__Work to complete__. Each of the records must appear again, exactly as it was written.
= = = = = = =
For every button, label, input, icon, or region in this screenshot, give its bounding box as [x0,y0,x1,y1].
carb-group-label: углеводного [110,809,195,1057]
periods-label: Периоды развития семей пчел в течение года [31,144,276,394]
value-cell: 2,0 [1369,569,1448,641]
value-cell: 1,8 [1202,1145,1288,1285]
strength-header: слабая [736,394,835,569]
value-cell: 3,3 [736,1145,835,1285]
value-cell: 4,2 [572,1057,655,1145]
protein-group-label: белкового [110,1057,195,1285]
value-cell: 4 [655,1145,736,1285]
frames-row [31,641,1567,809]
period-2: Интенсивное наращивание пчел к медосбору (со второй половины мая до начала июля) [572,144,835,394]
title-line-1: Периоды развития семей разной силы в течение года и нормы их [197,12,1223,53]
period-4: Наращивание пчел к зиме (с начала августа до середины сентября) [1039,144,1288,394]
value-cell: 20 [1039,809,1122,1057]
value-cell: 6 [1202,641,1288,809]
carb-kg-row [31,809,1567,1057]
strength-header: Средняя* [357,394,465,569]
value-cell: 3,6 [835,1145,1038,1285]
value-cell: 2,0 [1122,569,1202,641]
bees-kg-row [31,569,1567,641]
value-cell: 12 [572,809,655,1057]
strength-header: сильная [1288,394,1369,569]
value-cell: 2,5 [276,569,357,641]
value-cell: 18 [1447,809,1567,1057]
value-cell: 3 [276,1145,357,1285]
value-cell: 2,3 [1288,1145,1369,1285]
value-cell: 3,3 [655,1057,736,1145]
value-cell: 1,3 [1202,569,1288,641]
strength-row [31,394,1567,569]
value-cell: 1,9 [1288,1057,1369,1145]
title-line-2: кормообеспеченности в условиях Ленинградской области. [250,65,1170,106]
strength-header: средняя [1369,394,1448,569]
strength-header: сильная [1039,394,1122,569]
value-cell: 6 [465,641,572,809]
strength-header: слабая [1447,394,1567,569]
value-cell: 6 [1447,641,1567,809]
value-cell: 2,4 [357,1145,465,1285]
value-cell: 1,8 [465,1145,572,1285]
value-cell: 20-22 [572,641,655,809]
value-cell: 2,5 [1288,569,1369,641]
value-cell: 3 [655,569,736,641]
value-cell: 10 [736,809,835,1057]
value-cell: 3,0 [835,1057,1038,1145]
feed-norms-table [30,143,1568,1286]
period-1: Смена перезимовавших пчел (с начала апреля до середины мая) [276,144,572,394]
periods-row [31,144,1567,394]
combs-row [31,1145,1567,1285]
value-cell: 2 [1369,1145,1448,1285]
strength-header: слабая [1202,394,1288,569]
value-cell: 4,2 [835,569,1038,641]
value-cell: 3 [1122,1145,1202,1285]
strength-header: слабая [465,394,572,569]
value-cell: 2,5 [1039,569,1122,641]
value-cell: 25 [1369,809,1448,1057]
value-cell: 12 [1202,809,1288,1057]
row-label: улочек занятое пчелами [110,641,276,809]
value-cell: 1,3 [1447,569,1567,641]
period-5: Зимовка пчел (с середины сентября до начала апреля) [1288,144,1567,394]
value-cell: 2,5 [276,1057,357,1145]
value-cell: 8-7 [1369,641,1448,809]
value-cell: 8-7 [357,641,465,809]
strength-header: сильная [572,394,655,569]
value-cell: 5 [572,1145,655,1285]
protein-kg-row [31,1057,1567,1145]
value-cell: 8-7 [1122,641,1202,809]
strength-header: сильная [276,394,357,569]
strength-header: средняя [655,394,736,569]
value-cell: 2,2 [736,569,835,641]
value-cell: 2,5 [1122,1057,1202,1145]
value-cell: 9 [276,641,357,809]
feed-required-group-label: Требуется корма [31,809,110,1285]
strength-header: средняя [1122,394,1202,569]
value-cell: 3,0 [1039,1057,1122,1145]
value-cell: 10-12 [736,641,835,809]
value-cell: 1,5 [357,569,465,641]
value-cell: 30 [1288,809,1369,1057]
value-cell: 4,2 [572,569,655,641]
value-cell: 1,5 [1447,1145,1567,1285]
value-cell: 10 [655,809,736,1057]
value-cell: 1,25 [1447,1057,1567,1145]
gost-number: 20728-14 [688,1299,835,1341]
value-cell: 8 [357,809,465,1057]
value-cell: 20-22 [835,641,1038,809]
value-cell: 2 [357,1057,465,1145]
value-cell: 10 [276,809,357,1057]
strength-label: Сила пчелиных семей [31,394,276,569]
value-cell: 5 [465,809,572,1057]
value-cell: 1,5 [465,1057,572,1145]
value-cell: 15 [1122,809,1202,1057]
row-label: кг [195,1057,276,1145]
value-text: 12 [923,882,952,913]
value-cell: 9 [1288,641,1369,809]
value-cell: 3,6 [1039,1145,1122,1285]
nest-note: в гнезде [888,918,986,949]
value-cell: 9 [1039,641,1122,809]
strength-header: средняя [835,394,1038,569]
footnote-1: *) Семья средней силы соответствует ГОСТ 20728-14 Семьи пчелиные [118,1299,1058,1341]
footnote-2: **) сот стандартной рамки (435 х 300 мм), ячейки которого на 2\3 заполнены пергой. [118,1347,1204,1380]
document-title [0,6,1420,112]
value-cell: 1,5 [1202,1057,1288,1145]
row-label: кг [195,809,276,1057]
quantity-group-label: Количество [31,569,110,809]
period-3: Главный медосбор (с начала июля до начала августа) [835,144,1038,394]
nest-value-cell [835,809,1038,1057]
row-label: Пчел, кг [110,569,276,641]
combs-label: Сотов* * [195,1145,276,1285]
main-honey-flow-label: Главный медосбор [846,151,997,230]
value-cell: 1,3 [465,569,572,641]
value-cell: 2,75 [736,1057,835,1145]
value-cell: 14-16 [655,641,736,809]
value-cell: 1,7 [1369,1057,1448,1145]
= = = = = = =
__Written solution__.
For every button, label, input, icon, or region in this screenshot, give its bounding box as [x0,y0,x1,y1].
carb-group-label: углеводного [110,809,195,1057]
periods-label: Периоды развития семей пчел в течение года [31,144,276,394]
value-cell: 2,0 [1369,569,1448,641]
value-cell: 1,8 [1202,1145,1288,1285]
strength-header: слабая [736,394,835,569]
value-cell: 3,3 [736,1145,835,1285]
value-cell: 4,2 [572,1057,655,1145]
protein-group-label: белкового [110,1057,195,1285]
value-cell: 4 [655,1145,736,1285]
frames-row [31,641,1567,809]
period-2: Интенсивное наращивание пчел к медосбору (со второй половины мая до начала июля) [572,144,835,394]
title-line-1: Периоды развития семей разной силы в течение года и нормы их [197,12,1223,53]
period-4: Наращивание пчел к зиме (с начала августа до середины сентября) [1039,144,1288,394]
value-cell: 20 [1039,809,1122,1057]
value-cell: 6 [1202,641,1288,809]
carb-kg-row [31,809,1567,1057]
strength-header: Средняя* [357,394,465,569]
value-cell: 3,6 [835,1145,1038,1285]
value-cell: 2,0 [1122,569,1202,641]
bees-kg-row [31,569,1567,641]
value-cell: 12 [572,809,655,1057]
strength-header: сильная [1288,394,1369,569]
value-cell: 2,5 [276,569,357,641]
value-cell: 18 [1447,809,1567,1057]
value-cell: 3 [276,1145,357,1285]
value-cell: 2,3 [1288,1145,1369,1285]
value-cell: 3,3 [655,1057,736,1145]
value-cell: 1,3 [1202,569,1288,641]
strength-row [31,394,1567,569]
value-cell: 1,9 [1288,1057,1369,1145]
title-line-2: кормообеспеченности в условиях Ленинградской области. [250,65,1170,106]
strength-header: средняя [1369,394,1448,569]
strength-header: сильная [1039,394,1122,569]
value-cell: 6 [465,641,572,809]
strength-header: слабая [1447,394,1567,569]
value-cell: 6 [1447,641,1567,809]
value-cell: 2,4 [357,1145,465,1285]
value-cell: 1,8 [465,1145,572,1285]
value-cell: 20-22 [572,641,655,809]
value-cell: 2,5 [1288,569,1369,641]
value-cell: 3 [655,569,736,641]
value-cell: 10 [736,809,835,1057]
value-cell: 3,0 [835,1057,1038,1145]
feed-norms-table [30,143,1568,1286]
period-1: Смена перезимовавших пчел (с начала апреля до середины мая) [276,144,572,394]
periods-row [31,144,1567,394]
combs-row [31,1145,1567,1285]
value-cell: 2 [1369,1145,1448,1285]
strength-header: слабая [1202,394,1288,569]
value-cell: 4,2 [835,569,1038,641]
value-cell: 3 [1122,1145,1202,1285]
strength-header: слабая [465,394,572,569]
value-cell: 2,5 [1039,569,1122,641]
value-cell: 25 [1369,809,1448,1057]
value-cell: 12 [1202,809,1288,1057]
row-label: улочек занятое пчелами [110,641,276,809]
value-cell: 1,3 [1447,569,1567,641]
period-5: Зимовка пчел (с середины сентября до начала апреля) [1288,144,1567,394]
value-cell: 2,5 [276,1057,357,1145]
value-cell: 8-7 [1369,641,1448,809]
value-cell: 8-7 [357,641,465,809]
strength-header: сильная [572,394,655,569]
value-cell: 5 [572,1145,655,1285]
protein-kg-row [31,1057,1567,1145]
value-cell: 8-7 [1122,641,1202,809]
strength-header: сильная [276,394,357,569]
strength-header: средняя [655,394,736,569]
value-cell: 2,2 [736,569,835,641]
value-cell: 2,5 [1122,1057,1202,1145]
value-cell: 9 [276,641,357,809]
feed-required-group-label: Требуется корма [31,809,110,1285]
strength-header: средняя [1122,394,1202,569]
value-cell: 3,0 [1039,1057,1122,1145]
value-cell: 10-12 [736,641,835,809]
value-cell: 1,5 [357,569,465,641]
value-cell: 30 [1288,809,1369,1057]
value-cell: 4,2 [572,569,655,641]
value-cell: 1,5 [1447,1145,1567,1285]
value-cell: 10 [655,809,736,1057]
value-cell: 1,25 [1447,1057,1567,1145]
gost-number: 20728-14 [688,1299,835,1341]
value-cell: 8 [357,809,465,1057]
value-cell: 20-22 [835,641,1038,809]
value-cell: 2 [357,1057,465,1145]
value-cell: 10 [276,809,357,1057]
strength-label: Сила пчелиных семей [31,394,276,569]
value-cell: 5 [465,809,572,1057]
value-cell: 1,5 [465,1057,572,1145]
value-cell: 15 [1122,809,1202,1057]
row-label: кг [195,1057,276,1145]
value-text: 12 [923,882,952,913]
value-cell: 9 [1288,641,1369,809]
value-cell: 3,6 [1039,1145,1122,1285]
nest-note: в гнезде [888,918,986,949]
value-cell: 9 [1039,641,1122,809]
strength-header: средняя [835,394,1038,569]
footnote-1: *) Семья средней силы соответствует ГОСТ 20728-14 Семьи пчелиные [118,1299,1058,1341]
footnote-2: **) сот стандартной рамки (435 х 300 мм), ячейки которого на 2\3 заполнены пергой. [118,1347,1204,1380]
document-title [0,6,1420,112]
value-cell: 1,5 [1202,1057,1288,1145]
row-label: кг [195,809,276,1057]
quantity-group-label: Количество [31,569,110,809]
period-3: Главный медосбор (с начала июля до начала августа) [835,144,1038,394]
nest-value-cell [835,809,1038,1057]
row-label: Пчел, кг [110,569,276,641]
combs-label: Сотов* * [195,1145,276,1285]
main-honey-flow-label: Главный медосбор [846,151,997,230]
value-cell: 1,3 [465,569,572,641]
value-cell: 2,75 [736,1057,835,1145]
value-cell: 14-16 [655,641,736,809]
value-cell: 1,7 [1369,1057,1448,1145]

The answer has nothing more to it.